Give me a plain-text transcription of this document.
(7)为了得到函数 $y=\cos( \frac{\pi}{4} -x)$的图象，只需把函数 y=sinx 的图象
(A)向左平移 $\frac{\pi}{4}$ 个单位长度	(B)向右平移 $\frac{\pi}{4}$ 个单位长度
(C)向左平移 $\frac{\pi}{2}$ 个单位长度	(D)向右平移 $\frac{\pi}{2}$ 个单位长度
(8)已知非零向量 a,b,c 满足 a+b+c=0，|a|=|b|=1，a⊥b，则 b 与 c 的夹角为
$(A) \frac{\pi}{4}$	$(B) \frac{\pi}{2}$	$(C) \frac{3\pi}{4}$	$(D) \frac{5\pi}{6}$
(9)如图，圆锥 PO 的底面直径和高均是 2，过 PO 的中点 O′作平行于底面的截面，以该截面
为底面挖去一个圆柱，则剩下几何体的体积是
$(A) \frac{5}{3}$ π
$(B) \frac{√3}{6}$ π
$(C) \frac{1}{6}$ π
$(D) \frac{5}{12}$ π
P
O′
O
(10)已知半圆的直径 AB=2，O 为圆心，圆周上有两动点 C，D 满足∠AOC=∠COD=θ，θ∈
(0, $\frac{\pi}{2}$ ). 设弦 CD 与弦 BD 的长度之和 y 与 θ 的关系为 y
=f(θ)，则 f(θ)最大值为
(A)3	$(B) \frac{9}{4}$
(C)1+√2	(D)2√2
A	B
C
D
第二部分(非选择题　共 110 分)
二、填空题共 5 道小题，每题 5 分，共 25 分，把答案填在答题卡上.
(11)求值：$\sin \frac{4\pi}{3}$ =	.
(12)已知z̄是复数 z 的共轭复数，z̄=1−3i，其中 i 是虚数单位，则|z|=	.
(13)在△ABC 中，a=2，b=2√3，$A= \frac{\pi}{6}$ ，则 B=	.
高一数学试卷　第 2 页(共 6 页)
....
> _WRITTEN REQUEST_
Extract every entry in the listing word for word.

> _TASK OUTPUT_
Give me a plain-text transcription of this document.
(7)为了得到函数 $y=\cos( \frac{\pi}{4} -x)$的图象，只需把函数 y=sinx 的图象
(A)向左平移 $\frac{\pi}{4}$ 个单位长度	(B)向右平移 $\frac{\pi}{4}$ 个单位长度
(C)向左平移 $\frac{\pi}{2}$ 个单位长度	(D)向右平移 $\frac{\pi}{2}$ 个单位长度
(8)已知非零向量 a,b,c 满足 a+b+c=0，|a|=|b|=1，a⊥b，则 b 与 c 的夹角为
$(A) \frac{\pi}{4}$	$(B) \frac{\pi}{2}$	$(C) \frac{3\pi}{4}$	$(D) \frac{5\pi}{6}$
(9)如图，圆锥 PO 的底面直径和高均是 2，过 PO 的中点 O′作平行于底面的截面，以该截面
为底面挖去一个圆柱，则剩下几何体的体积是
$(A) \frac{5}{3}$ π
$(B) \frac{√3}{6}$ π
$(C) \frac{1}{6}$ π
$(D) \frac{5}{12}$ π
P
O′
O
(10)已知半圆的直径 AB=2，O 为圆心，圆周上有两动点 C，D 满足∠AOC=∠COD=θ，θ∈
(0, $\frac{\pi}{2}$ ). 设弦 CD 与弦 BD 的长度之和 y 与 θ 的关系为 y
=f(θ)，则 f(θ)最大值为
(A)3	$(B) \frac{9}{4}$
(C)1+√2	(D)2√2
A	B
C
D
第二部分(非选择题　共 110 分)
二、填空题共 5 道小题，每题 5 分，共 25 分，把答案填在答题卡上.
(11)求值：$\sin \frac{4\pi}{3}$ =	.
(12)已知z̄是复数 z 的共轭复数，z̄=1−3i，其中 i 是虚数单位，则|z|=	.
(13)在△ABC 中，a=2，b=2√3，$A= \frac{\pi}{6}$ ，则 B=	.
高一数学试卷　第 2 页(共 6 页)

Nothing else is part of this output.